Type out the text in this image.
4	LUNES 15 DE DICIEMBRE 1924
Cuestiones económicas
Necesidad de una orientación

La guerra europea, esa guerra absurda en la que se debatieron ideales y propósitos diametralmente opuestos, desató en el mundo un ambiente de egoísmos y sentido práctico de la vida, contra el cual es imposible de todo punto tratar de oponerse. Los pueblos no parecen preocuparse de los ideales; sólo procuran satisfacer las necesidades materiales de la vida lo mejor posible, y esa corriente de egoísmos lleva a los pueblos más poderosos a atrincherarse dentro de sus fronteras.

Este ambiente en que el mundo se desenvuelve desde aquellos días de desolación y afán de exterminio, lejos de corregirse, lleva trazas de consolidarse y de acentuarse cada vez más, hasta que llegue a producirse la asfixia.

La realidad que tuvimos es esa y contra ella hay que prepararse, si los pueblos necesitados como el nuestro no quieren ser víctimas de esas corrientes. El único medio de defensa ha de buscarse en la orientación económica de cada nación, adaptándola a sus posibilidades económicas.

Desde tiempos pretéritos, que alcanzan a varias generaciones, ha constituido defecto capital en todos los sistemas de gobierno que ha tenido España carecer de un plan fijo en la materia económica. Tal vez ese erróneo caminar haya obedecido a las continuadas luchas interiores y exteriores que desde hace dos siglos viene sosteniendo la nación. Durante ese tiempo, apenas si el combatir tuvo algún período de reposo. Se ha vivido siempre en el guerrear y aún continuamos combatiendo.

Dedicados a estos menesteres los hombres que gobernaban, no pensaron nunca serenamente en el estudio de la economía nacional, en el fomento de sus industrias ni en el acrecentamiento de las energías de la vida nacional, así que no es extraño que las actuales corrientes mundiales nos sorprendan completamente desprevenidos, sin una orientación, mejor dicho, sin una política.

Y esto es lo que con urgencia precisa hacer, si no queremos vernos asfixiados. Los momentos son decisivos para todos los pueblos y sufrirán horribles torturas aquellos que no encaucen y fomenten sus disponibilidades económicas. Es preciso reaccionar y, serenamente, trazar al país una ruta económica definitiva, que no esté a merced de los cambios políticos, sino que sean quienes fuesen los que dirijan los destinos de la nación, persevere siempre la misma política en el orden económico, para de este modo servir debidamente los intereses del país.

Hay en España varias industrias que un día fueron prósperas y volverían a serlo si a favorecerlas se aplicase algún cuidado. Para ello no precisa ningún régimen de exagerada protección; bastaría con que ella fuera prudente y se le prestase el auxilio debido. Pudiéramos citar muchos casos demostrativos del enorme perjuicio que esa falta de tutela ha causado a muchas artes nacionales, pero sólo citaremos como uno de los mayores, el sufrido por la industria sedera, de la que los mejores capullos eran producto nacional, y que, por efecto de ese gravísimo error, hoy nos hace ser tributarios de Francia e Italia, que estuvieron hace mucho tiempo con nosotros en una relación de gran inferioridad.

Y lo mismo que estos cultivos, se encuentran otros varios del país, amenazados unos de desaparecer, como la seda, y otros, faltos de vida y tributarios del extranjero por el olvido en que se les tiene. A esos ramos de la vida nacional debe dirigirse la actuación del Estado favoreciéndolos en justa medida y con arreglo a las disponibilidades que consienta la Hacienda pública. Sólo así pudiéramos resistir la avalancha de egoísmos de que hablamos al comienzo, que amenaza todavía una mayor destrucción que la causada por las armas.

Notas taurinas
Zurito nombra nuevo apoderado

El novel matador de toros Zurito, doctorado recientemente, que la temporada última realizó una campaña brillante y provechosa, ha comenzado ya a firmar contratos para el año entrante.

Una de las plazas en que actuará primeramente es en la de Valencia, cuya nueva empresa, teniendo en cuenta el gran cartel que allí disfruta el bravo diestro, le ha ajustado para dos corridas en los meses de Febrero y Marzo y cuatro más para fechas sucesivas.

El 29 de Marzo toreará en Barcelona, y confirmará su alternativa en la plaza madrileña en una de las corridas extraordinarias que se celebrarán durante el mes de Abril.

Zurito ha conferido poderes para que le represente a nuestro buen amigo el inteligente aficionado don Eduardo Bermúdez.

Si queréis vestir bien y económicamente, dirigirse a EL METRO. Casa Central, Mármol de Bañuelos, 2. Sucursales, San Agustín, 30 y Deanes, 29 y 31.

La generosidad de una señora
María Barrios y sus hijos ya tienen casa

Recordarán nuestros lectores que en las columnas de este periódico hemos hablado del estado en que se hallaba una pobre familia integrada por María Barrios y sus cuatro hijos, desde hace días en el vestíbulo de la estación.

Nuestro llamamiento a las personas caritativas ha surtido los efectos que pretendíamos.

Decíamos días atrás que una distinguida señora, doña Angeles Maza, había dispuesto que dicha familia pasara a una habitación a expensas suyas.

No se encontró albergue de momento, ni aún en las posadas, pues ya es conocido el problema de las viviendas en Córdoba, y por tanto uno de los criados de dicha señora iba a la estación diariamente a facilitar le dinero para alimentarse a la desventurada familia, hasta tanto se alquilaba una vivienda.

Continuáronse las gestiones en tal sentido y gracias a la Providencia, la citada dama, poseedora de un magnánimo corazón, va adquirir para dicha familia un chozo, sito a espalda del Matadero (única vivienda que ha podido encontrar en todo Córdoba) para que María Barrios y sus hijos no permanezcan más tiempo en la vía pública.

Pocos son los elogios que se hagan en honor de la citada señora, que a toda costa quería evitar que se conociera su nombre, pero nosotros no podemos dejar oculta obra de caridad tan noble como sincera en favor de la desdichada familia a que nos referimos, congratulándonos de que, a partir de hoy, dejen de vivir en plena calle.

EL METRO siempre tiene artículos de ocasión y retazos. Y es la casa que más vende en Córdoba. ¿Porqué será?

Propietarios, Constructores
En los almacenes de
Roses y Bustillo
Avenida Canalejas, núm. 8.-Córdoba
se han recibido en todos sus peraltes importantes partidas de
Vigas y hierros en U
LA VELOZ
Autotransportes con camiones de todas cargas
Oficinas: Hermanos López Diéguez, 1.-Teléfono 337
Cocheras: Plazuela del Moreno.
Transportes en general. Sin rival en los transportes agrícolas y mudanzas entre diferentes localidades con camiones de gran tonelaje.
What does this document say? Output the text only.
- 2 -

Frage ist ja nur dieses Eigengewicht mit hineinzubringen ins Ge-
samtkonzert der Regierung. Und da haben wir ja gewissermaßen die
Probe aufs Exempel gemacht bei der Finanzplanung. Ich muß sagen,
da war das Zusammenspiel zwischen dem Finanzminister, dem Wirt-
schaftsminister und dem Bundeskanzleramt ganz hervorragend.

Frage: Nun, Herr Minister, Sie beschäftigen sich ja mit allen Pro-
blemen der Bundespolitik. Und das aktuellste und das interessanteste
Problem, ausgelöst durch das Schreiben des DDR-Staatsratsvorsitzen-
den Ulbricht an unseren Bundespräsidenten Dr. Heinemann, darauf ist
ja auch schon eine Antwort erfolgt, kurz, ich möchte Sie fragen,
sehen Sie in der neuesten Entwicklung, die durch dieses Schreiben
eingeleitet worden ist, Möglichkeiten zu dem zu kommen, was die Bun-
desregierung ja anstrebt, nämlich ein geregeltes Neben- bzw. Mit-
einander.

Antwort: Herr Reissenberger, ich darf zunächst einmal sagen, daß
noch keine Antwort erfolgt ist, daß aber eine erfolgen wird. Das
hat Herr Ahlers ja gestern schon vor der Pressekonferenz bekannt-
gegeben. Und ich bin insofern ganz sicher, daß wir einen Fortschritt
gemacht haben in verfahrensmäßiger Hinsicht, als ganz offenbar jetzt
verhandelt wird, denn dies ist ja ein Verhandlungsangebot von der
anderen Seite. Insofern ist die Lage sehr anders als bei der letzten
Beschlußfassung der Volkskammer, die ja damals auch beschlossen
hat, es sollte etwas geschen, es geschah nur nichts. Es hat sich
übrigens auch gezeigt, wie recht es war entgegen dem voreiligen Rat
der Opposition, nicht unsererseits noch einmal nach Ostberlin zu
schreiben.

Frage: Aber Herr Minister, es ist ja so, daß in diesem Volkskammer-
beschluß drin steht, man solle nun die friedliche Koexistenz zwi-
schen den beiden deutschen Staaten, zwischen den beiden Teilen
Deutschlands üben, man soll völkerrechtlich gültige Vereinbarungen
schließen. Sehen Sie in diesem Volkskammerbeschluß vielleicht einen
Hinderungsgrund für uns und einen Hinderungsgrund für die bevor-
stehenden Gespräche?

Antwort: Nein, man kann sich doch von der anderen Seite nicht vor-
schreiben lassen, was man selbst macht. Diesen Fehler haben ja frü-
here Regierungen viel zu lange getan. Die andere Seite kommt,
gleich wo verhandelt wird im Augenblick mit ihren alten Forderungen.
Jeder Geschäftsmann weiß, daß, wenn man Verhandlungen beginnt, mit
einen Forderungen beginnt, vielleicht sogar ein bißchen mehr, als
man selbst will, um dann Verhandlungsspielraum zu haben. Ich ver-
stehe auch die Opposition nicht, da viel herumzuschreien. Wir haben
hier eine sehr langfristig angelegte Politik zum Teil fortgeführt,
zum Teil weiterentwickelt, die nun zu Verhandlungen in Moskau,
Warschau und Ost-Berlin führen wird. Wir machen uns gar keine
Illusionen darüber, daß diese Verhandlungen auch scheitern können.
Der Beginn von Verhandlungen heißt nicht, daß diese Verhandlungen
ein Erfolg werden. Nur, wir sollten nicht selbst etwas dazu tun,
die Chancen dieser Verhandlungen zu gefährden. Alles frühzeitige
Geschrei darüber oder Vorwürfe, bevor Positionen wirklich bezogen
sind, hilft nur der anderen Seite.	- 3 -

........

=== To be done ===
Give back only a number, the number of lines where the string "METRO" occurs.

=== Solved problem ===
2